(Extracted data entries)
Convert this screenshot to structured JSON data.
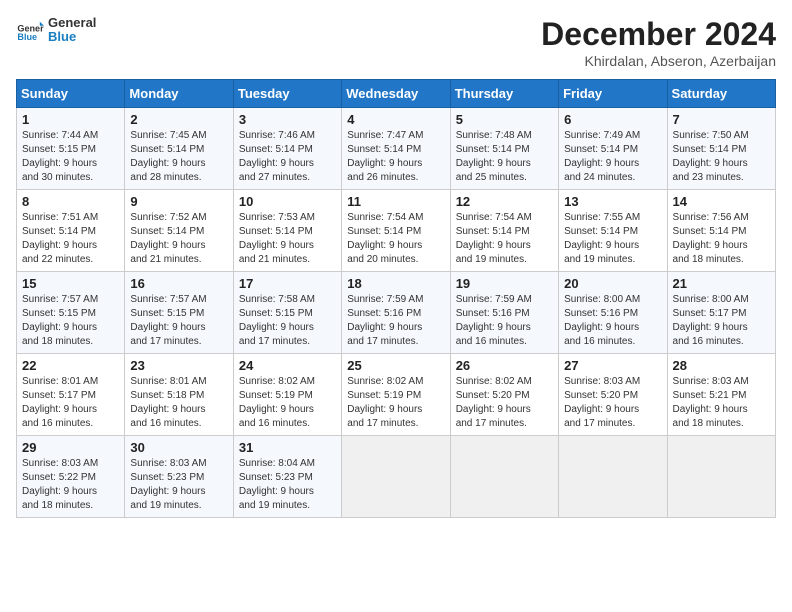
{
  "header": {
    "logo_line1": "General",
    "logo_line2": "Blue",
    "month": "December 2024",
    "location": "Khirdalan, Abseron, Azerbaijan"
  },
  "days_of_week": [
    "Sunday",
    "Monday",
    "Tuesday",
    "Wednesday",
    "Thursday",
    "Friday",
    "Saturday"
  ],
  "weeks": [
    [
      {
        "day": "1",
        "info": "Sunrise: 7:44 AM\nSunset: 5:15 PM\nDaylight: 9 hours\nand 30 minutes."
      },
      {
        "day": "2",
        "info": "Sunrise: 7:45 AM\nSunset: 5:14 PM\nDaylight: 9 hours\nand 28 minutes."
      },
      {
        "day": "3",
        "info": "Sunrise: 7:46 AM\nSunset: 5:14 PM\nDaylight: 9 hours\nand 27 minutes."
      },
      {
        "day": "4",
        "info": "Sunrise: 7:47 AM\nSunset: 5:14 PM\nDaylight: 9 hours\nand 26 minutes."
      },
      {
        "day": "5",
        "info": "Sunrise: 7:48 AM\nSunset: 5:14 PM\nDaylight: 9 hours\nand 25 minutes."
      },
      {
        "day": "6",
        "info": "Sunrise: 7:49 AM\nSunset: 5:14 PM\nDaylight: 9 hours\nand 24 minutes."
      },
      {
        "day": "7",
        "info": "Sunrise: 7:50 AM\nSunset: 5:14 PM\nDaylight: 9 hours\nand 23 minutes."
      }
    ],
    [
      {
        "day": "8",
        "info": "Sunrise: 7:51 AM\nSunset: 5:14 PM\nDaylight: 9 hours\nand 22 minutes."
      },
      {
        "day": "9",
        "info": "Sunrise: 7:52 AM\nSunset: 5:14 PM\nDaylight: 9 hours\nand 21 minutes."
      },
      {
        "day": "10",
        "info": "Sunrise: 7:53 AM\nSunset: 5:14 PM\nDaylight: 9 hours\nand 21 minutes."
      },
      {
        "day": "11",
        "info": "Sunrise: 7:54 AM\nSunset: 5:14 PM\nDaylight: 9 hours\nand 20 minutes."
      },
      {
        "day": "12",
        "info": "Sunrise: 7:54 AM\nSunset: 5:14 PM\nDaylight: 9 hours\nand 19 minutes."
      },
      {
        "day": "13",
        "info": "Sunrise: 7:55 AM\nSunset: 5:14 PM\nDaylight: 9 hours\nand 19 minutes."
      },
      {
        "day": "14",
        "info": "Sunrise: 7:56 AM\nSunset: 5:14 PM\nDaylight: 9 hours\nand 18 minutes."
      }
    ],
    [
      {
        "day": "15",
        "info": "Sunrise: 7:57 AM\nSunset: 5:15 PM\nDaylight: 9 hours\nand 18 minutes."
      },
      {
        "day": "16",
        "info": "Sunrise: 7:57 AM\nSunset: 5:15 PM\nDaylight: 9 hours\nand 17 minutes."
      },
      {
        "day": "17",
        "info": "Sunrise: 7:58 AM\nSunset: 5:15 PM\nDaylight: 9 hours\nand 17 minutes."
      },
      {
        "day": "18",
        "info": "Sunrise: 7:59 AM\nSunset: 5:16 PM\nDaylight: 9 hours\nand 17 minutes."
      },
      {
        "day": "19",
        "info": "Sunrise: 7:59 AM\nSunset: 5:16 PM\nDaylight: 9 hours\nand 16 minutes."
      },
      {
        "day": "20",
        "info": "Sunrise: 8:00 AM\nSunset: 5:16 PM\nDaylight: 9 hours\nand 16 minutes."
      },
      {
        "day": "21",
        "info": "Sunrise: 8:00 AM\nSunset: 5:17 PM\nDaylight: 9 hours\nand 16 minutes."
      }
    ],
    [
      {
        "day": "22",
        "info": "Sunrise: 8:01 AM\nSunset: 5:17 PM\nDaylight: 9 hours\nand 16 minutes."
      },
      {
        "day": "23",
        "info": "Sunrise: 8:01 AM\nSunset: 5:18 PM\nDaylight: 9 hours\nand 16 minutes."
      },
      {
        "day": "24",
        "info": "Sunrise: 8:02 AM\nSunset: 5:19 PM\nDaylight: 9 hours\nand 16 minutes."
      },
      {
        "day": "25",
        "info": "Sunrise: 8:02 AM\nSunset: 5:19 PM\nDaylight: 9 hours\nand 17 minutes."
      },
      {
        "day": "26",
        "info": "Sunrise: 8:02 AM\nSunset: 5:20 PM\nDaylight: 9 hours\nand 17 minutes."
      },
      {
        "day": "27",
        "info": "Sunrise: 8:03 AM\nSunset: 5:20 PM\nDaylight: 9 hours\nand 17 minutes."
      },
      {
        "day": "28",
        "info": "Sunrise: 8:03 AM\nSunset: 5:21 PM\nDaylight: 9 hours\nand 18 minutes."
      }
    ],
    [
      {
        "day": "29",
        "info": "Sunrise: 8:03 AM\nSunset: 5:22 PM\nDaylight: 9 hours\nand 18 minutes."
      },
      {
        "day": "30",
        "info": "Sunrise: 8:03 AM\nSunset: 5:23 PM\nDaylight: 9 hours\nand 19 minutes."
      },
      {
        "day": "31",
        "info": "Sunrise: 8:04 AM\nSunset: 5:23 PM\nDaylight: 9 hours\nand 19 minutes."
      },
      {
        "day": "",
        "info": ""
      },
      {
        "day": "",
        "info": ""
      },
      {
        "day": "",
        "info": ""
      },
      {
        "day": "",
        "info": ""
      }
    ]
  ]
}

▶ **What the task requires**
The pictures should not be reproduced; quote all of the other material exactly.

▶ **Response for this exercise**
Convert this screenshot to structured JSON data.
{
  "header": {
    "logo_line1": "General",
    "logo_line2": "Blue",
    "month": "December 2024",
    "location": "Khirdalan, Abseron, Azerbaijan"
  },
  "days_of_week": [
    "Sunday",
    "Monday",
    "Tuesday",
    "Wednesday",
    "Thursday",
    "Friday",
    "Saturday"
  ],
  "weeks": [
    [
      {
        "day": "1",
        "info": "Sunrise: 7:44 AM\nSunset: 5:15 PM\nDaylight: 9 hours\nand 30 minutes."
      },
      {
        "day": "2",
        "info": "Sunrise: 7:45 AM\nSunset: 5:14 PM\nDaylight: 9 hours\nand 28 minutes."
      },
      {
        "day": "3",
        "info": "Sunrise: 7:46 AM\nSunset: 5:14 PM\nDaylight: 9 hours\nand 27 minutes."
      },
      {
        "day": "4",
        "info": "Sunrise: 7:47 AM\nSunset: 5:14 PM\nDaylight: 9 hours\nand 26 minutes."
      },
      {
        "day": "5",
        "info": "Sunrise: 7:48 AM\nSunset: 5:14 PM\nDaylight: 9 hours\nand 25 minutes."
      },
      {
        "day": "6",
        "info": "Sunrise: 7:49 AM\nSunset: 5:14 PM\nDaylight: 9 hours\nand 24 minutes."
      },
      {
        "day": "7",
        "info": "Sunrise: 7:50 AM\nSunset: 5:14 PM\nDaylight: 9 hours\nand 23 minutes."
      }
    ],
    [
      {
        "day": "8",
        "info": "Sunrise: 7:51 AM\nSunset: 5:14 PM\nDaylight: 9 hours\nand 22 minutes."
      },
      {
        "day": "9",
        "info": "Sunrise: 7:52 AM\nSunset: 5:14 PM\nDaylight: 9 hours\nand 21 minutes."
      },
      {
        "day": "10",
        "info": "Sunrise: 7:53 AM\nSunset: 5:14 PM\nDaylight: 9 hours\nand 21 minutes."
      },
      {
        "day": "11",
        "info": "Sunrise: 7:54 AM\nSunset: 5:14 PM\nDaylight: 9 hours\nand 20 minutes."
      },
      {
        "day": "12",
        "info": "Sunrise: 7:54 AM\nSunset: 5:14 PM\nDaylight: 9 hours\nand 19 minutes."
      },
      {
        "day": "13",
        "info": "Sunrise: 7:55 AM\nSunset: 5:14 PM\nDaylight: 9 hours\nand 19 minutes."
      },
      {
        "day": "14",
        "info": "Sunrise: 7:56 AM\nSunset: 5:14 PM\nDaylight: 9 hours\nand 18 minutes."
      }
    ],
    [
      {
        "day": "15",
        "info": "Sunrise: 7:57 AM\nSunset: 5:15 PM\nDaylight: 9 hours\nand 18 minutes."
      },
      {
        "day": "16",
        "info": "Sunrise: 7:57 AM\nSunset: 5:15 PM\nDaylight: 9 hours\nand 17 minutes."
      },
      {
        "day": "17",
        "info": "Sunrise: 7:58 AM\nSunset: 5:15 PM\nDaylight: 9 hours\nand 17 minutes."
      },
      {
        "day": "18",
        "info": "Sunrise: 7:59 AM\nSunset: 5:16 PM\nDaylight: 9 hours\nand 17 minutes."
      },
      {
        "day": "19",
        "info": "Sunrise: 7:59 AM\nSunset: 5:16 PM\nDaylight: 9 hours\nand 16 minutes."
      },
      {
        "day": "20",
        "info": "Sunrise: 8:00 AM\nSunset: 5:16 PM\nDaylight: 9 hours\nand 16 minutes."
      },
      {
        "day": "21",
        "info": "Sunrise: 8:00 AM\nSunset: 5:17 PM\nDaylight: 9 hours\nand 16 minutes."
      }
    ],
    [
      {
        "day": "22",
        "info": "Sunrise: 8:01 AM\nSunset: 5:17 PM\nDaylight: 9 hours\nand 16 minutes."
      },
      {
        "day": "23",
        "info": "Sunrise: 8:01 AM\nSunset: 5:18 PM\nDaylight: 9 hours\nand 16 minutes."
      },
      {
        "day": "24",
        "info": "Sunrise: 8:02 AM\nSunset: 5:19 PM\nDaylight: 9 hours\nand 16 minutes."
      },
      {
        "day": "25",
        "info": "Sunrise: 8:02 AM\nSunset: 5:19 PM\nDaylight: 9 hours\nand 17 minutes."
      },
      {
        "day": "26",
        "info": "Sunrise: 8:02 AM\nSunset: 5:20 PM\nDaylight: 9 hours\nand 17 minutes."
      },
      {
        "day": "27",
        "info": "Sunrise: 8:03 AM\nSunset: 5:20 PM\nDaylight: 9 hours\nand 17 minutes."
      },
      {
        "day": "28",
        "info": "Sunrise: 8:03 AM\nSunset: 5:21 PM\nDaylight: 9 hours\nand 18 minutes."
      }
    ],
    [
      {
        "day": "29",
        "info": "Sunrise: 8:03 AM\nSunset: 5:22 PM\nDaylight: 9 hours\nand 18 minutes."
      },
      {
        "day": "30",
        "info": "Sunrise: 8:03 AM\nSunset: 5:23 PM\nDaylight: 9 hours\nand 19 minutes."
      },
      {
        "day": "31",
        "info": "Sunrise: 8:04 AM\nSunset: 5:23 PM\nDaylight: 9 hours\nand 19 minutes."
      },
      {
        "day": "",
        "info": ""
      },
      {
        "day": "",
        "info": ""
      },
      {
        "day": "",
        "info": ""
      },
      {
        "day": "",
        "info": ""
      }
    ]
  ]
}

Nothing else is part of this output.